● **Your task**: Would you pull out every line of the material that contains the string "title"?

----------------

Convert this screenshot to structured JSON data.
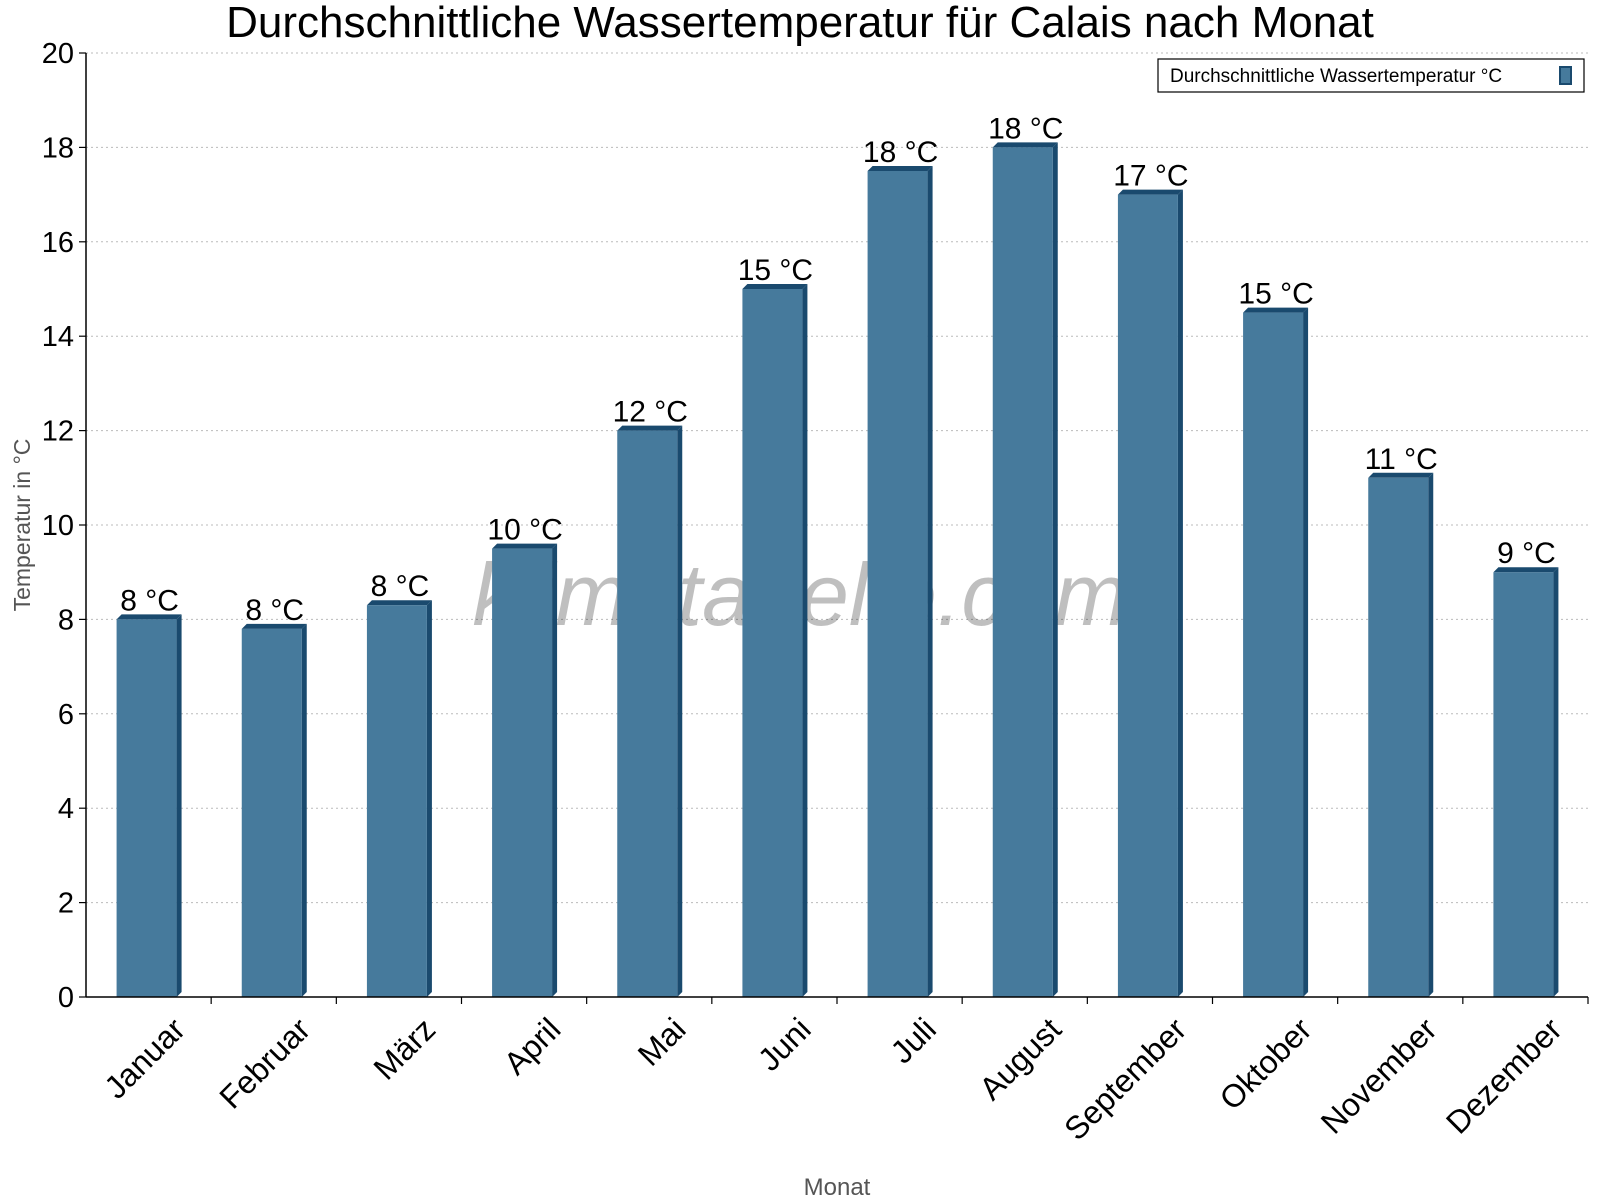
{
  "chart_data": {
    "type": "bar",
    "title": "Durchschnittliche Wassertemperatur für Calais nach Monat",
    "xlabel": "Monat",
    "ylabel": "Temperatur in °C",
    "categories": [
      "Januar",
      "Februar",
      "März",
      "April",
      "Mai",
      "Juni",
      "Juli",
      "August",
      "September",
      "Oktober",
      "November",
      "Dezember"
    ],
    "series": [
      {
        "name": "Durchschnittliche Wassertemperatur °C",
        "values": [
          8.0,
          7.8,
          8.3,
          9.5,
          12.0,
          15.0,
          17.5,
          18.0,
          17.0,
          14.5,
          11.0,
          9.0
        ],
        "data_labels": [
          "8 °C",
          "8 °C",
          "8 °C",
          "10 °C",
          "12 °C",
          "15 °C",
          "18 °C",
          "18 °C",
          "17 °C",
          "15 °C",
          "11 °C",
          "9 °C"
        ]
      }
    ],
    "ylim": [
      0,
      20
    ],
    "yticks": [
      0,
      2,
      4,
      6,
      8,
      10,
      12,
      14,
      16,
      18,
      20
    ],
    "grid": true,
    "legend_position": "top-right",
    "colors": {
      "bar_face": "#467a9c",
      "bar_side": "#1a4a6e"
    },
    "watermark": "klimatabelle.com"
  }
}
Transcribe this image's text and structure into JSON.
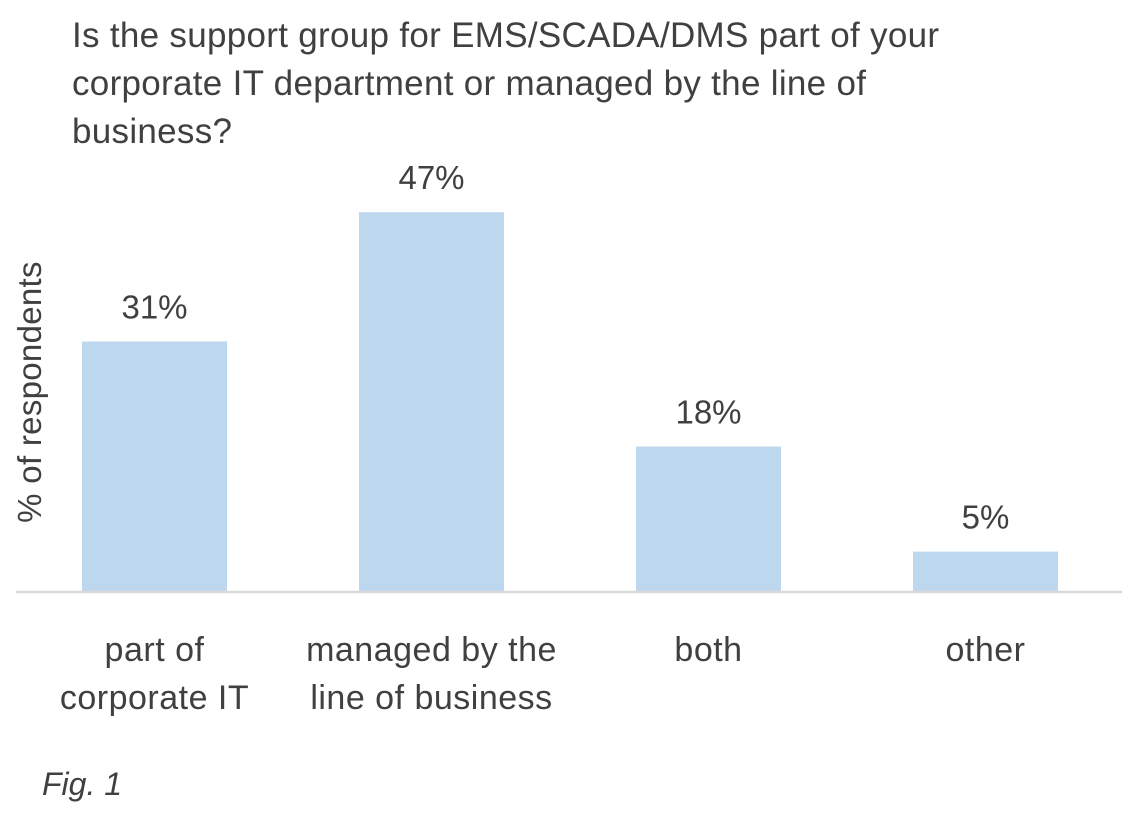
{
  "chart_data": {
    "type": "bar",
    "title": "Is the support group for EMS/SCADA/DMS  part of your corporate IT department  or managed by the line of business?",
    "ylabel": "% of respondents",
    "xlabel": "",
    "categories": [
      "part of\ncorporate IT",
      "managed by the\nline of business",
      "both",
      "other"
    ],
    "values": [
      31,
      47,
      18,
      5
    ],
    "data_labels": [
      "31%",
      "47%",
      "18%",
      "5%"
    ],
    "ylim": [
      0,
      50
    ],
    "grid": false,
    "legend": "none"
  },
  "caption": "Fig. 1",
  "colors": {
    "bar": "#bdd7ee",
    "axis": "#d9d9d9",
    "text": "#404040"
  }
}
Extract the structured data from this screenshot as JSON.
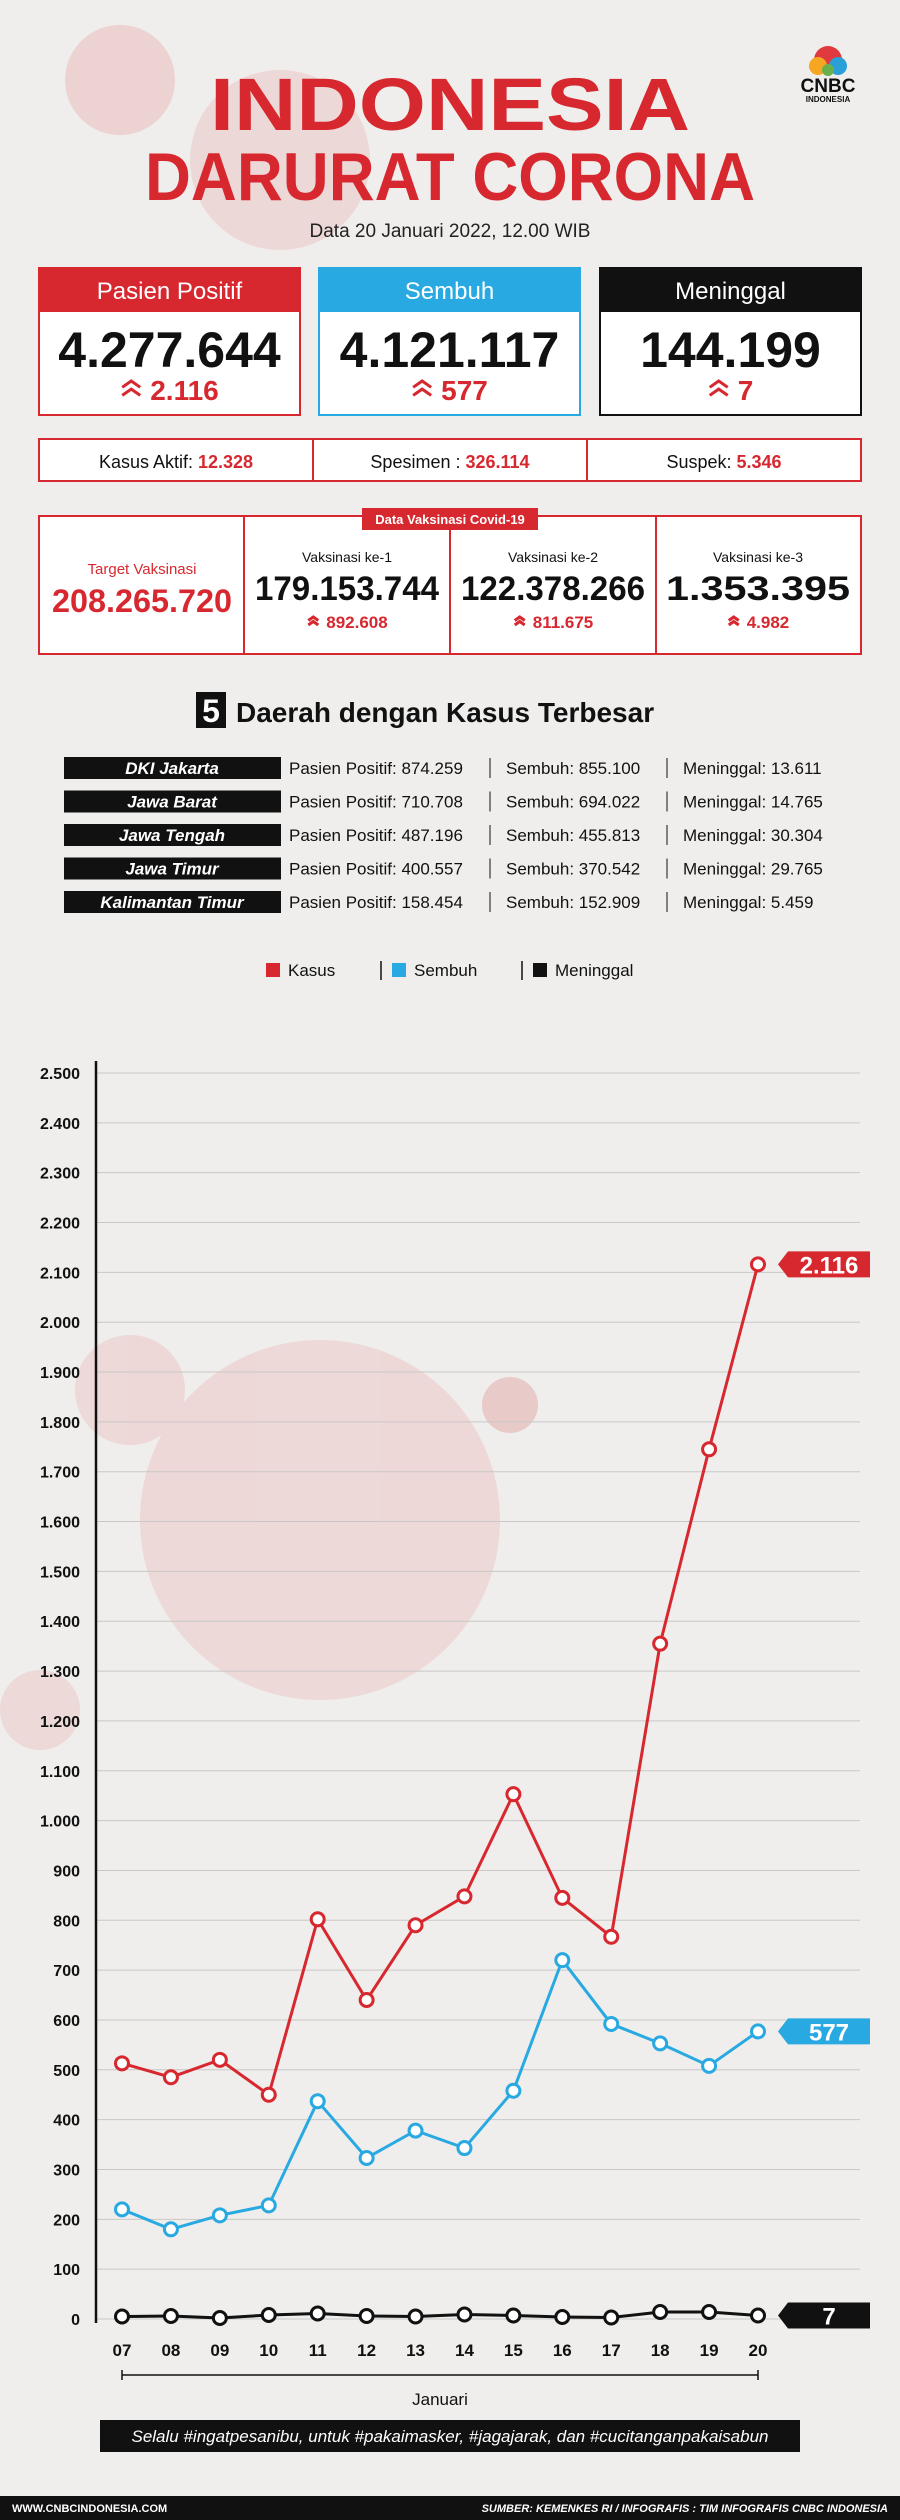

----------------

● **Solution to this problem**:
    "title": "Durchschnittliche Wassertemperatur für Calais nach Monat",
    "title": "Is the support group for EMS/SCADA/DMS  part of your corporate IT department  or managed by the line of business?",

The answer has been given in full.